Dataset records
** begin **
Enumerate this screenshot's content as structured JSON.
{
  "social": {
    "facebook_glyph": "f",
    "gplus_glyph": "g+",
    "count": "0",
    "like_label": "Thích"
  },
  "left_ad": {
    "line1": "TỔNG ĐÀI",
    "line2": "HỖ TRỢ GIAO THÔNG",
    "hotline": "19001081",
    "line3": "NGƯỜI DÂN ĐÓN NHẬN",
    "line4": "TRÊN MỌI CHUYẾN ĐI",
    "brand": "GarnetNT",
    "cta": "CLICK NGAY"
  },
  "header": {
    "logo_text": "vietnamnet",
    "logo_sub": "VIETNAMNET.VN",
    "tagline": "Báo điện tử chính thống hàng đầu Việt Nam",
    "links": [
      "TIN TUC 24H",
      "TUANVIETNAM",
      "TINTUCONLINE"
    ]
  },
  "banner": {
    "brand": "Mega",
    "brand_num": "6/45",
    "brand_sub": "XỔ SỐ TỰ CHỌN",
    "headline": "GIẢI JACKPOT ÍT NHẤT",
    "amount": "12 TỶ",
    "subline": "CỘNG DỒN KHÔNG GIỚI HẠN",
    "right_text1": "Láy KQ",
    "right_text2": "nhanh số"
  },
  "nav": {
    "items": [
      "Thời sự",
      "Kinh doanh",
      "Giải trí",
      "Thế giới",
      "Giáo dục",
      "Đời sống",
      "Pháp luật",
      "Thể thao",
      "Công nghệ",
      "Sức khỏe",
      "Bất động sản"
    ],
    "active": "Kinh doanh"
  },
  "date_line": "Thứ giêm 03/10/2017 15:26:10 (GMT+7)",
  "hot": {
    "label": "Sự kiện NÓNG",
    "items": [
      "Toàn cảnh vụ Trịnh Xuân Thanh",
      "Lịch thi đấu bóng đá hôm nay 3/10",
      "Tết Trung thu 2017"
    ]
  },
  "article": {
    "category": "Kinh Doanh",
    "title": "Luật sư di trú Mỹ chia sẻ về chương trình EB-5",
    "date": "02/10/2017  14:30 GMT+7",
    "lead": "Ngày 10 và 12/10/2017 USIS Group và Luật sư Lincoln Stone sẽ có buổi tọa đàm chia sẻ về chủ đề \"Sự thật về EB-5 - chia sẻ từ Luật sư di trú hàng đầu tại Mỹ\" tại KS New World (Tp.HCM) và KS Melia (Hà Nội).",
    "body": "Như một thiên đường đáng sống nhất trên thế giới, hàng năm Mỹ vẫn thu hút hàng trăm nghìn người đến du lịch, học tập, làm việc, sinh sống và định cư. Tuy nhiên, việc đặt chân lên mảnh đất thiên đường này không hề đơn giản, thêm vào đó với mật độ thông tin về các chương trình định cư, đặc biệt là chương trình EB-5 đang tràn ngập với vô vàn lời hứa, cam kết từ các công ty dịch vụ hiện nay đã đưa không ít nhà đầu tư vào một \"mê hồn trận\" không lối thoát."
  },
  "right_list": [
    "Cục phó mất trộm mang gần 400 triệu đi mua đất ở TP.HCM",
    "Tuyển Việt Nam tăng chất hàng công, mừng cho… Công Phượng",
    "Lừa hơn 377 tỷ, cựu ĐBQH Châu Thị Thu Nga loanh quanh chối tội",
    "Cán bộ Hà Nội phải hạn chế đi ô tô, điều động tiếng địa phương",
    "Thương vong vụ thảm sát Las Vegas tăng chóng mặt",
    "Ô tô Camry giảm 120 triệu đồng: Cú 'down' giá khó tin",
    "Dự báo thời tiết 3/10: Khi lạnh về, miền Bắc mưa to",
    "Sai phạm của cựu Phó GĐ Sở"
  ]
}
** end **
Identify every line above with the string "trình" in it. Copy those lines.

== Result of the task ==
    "title": "Luật sư di trú Mỹ chia sẻ về chương trình EB-5",
    "body": "Như một thiên đường đáng sống nhất trên thế giới, hàng năm Mỹ vẫn thu hút hàng trăm nghìn người đến du lịch, học tập, làm việc, sinh sống và định cư. Tuy nhiên, việc đặt chân lên mảnh đất thiên đường này không hề đơn giản, thêm vào đó với mật độ thông tin về các chương trình định cư, đặc biệt là chương trình EB-5 đang tràn ngập với vô vàn lời hứa, cam kết từ các công ty dịch vụ hiện nay đã đưa không ít nhà đầu tư vào một \"mê hồn trận\" không lối thoát."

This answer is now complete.